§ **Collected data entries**
=======

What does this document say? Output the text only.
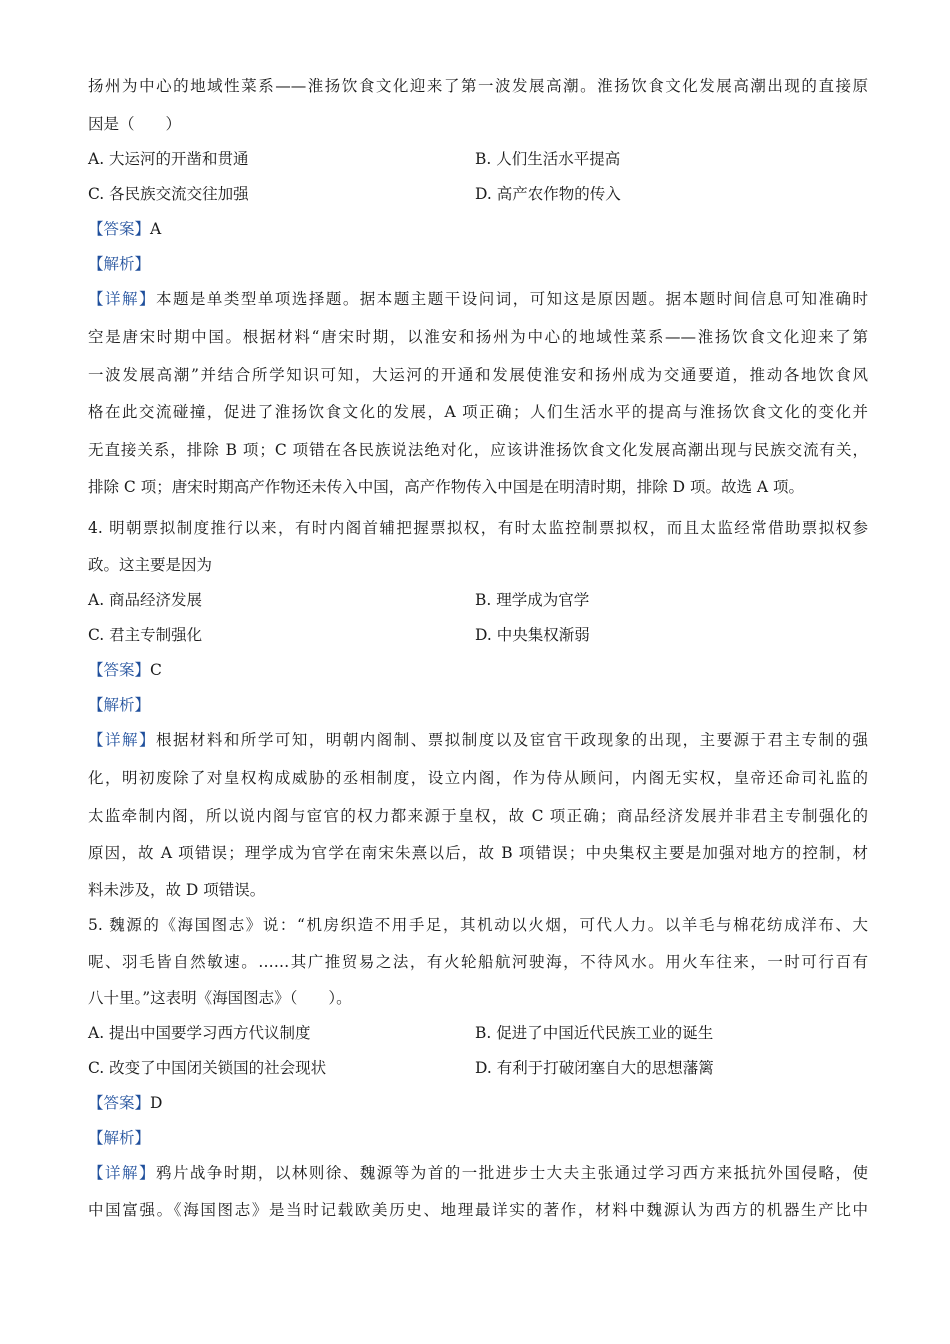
扬州为中心的地域性菜系——淮扬饮食文化迎来了第一波发展高潮。淮扬饮食文化发展高潮出现的直接原
因是（　　）
A. 大运河的开凿和贯通	B. 人们生活水平提高
C. 各民族交流交往加强	D. 高产农作物的传入
【答案】A
【解析】
【详解】本题是单类型单项选择题。据本题主题干设问词，可知这是原因题。据本题时间信息可知准确时
空是唐宋时期中国。根据材料“唐宋时期，以淮安和扬州为中心的地域性菜系——淮扬饮食文化迎来了第
一波发展高潮”并结合所学知识可知，大运河的开通和发展使淮安和扬州成为交通要道，推动各地饮食风
格在此交流碰撞，促进了淮扬饮食文化的发展，A 项正确；人们生活水平的提高与淮扬饮食文化的变化并
无直接关系，排除 B 项；C 项错在各民族说法绝对化，应该讲淮扬饮食文化发展高潮出现与民族交流有关，
排除 C 项；唐宋时期高产作物还未传入中国，高产作物传入中国是在明清时期，排除 D 项。故选 A 项。
4. 明朝票拟制度推行以来，有时内阁首辅把握票拟权，有时太监控制票拟权，而且太监经常借助票拟权参
政。这主要是因为
A. 商品经济发展	B. 理学成为官学
C. 君主专制强化	D. 中央集权渐弱
【答案】C
【解析】
【详解】根据材料和所学可知，明朝内阁制、票拟制度以及宦官干政现象的出现，主要源于君主专制的强
化，明初废除了对皇权构成威胁的丞相制度，设立内阁，作为侍从顾问，内阁无实权，皇帝还命司礼监的
太监牵制内阁，所以说内阁与宦官的权力都来源于皇权，故 C 项正确；商品经济发展并非君主专制强化的
原因，故 A 项错误；理学成为官学在南宋朱熹以后，故 B 项错误；中央集权主要是加强对地方的控制，材
料未涉及，故 D 项错误。
5. 魏源的《海国图志》说：“机房织造不用手足，其机动以火烟，可代人力。以羊毛与棉花纺成洋布、大
呢、羽毛皆自然敏速。……其广推贸易之法，有火轮船航河驶海，不待风水。用火车往来，一时可行百有
八十里。”这表明《海国图志》（　　）。
A. 提出中国要学习西方代议制度	B. 促进了中国近代民族工业的诞生
C. 改变了中国闭关锁国的社会现状	D. 有利于打破闭塞自大的思想藩篱
【答案】D
【解析】
【详解】鸦片战争时期，以林则徐、魏源等为首的一批进步士大夫主张通过学习西方来抵抗外国侵略，使
中国富强。《海国图志》是当时记载欧美历史、地理最详实的著作，材料中魏源认为西方的机器生产比中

=======

§ **YOUR OBJECTIVE**
Your copy should repeat each entry above exactly but contain no pictures.

§ **FULL ANSWER**
What does this document say? Output the text only.
扬州为中心的地域性菜系——淮扬饮食文化迎来了第一波发展高潮。淮扬饮食文化发展高潮出现的直接原
因是（　　）
A. 大运河的开凿和贯通	B. 人们生活水平提高
C. 各民族交流交往加强	D. 高产农作物的传入
【答案】A
【解析】
【详解】本题是单类型单项选择题。据本题主题干设问词，可知这是原因题。据本题时间信息可知准确时
空是唐宋时期中国。根据材料“唐宋时期，以淮安和扬州为中心的地域性菜系——淮扬饮食文化迎来了第
一波发展高潮”并结合所学知识可知，大运河的开通和发展使淮安和扬州成为交通要道，推动各地饮食风
格在此交流碰撞，促进了淮扬饮食文化的发展，A 项正确；人们生活水平的提高与淮扬饮食文化的变化并
无直接关系，排除 B 项；C 项错在各民族说法绝对化，应该讲淮扬饮食文化发展高潮出现与民族交流有关，
排除 C 项；唐宋时期高产作物还未传入中国，高产作物传入中国是在明清时期，排除 D 项。故选 A 项。
4. 明朝票拟制度推行以来，有时内阁首辅把握票拟权，有时太监控制票拟权，而且太监经常借助票拟权参
政。这主要是因为
A. 商品经济发展	B. 理学成为官学
C. 君主专制强化	D. 中央集权渐弱
【答案】C
【解析】
【详解】根据材料和所学可知，明朝内阁制、票拟制度以及宦官干政现象的出现，主要源于君主专制的强
化，明初废除了对皇权构成威胁的丞相制度，设立内阁，作为侍从顾问，内阁无实权，皇帝还命司礼监的
太监牵制内阁，所以说内阁与宦官的权力都来源于皇权，故 C 项正确；商品经济发展并非君主专制强化的
原因，故 A 项错误；理学成为官学在南宋朱熹以后，故 B 项错误；中央集权主要是加强对地方的控制，材
料未涉及，故 D 项错误。
5. 魏源的《海国图志》说：“机房织造不用手足，其机动以火烟，可代人力。以羊毛与棉花纺成洋布、大
呢、羽毛皆自然敏速。……其广推贸易之法，有火轮船航河驶海，不待风水。用火车往来，一时可行百有
八十里。”这表明《海国图志》（　　）。
A. 提出中国要学习西方代议制度	B. 促进了中国近代民族工业的诞生
C. 改变了中国闭关锁国的社会现状	D. 有利于打破闭塞自大的思想藩篱
【答案】D
【解析】
【详解】鸦片战争时期，以林则徐、魏源等为首的一批进步士大夫主张通过学习西方来抵抗外国侵略，使
中国富强。《海国图志》是当时记载欧美历史、地理最详实的著作，材料中魏源认为西方的机器生产比中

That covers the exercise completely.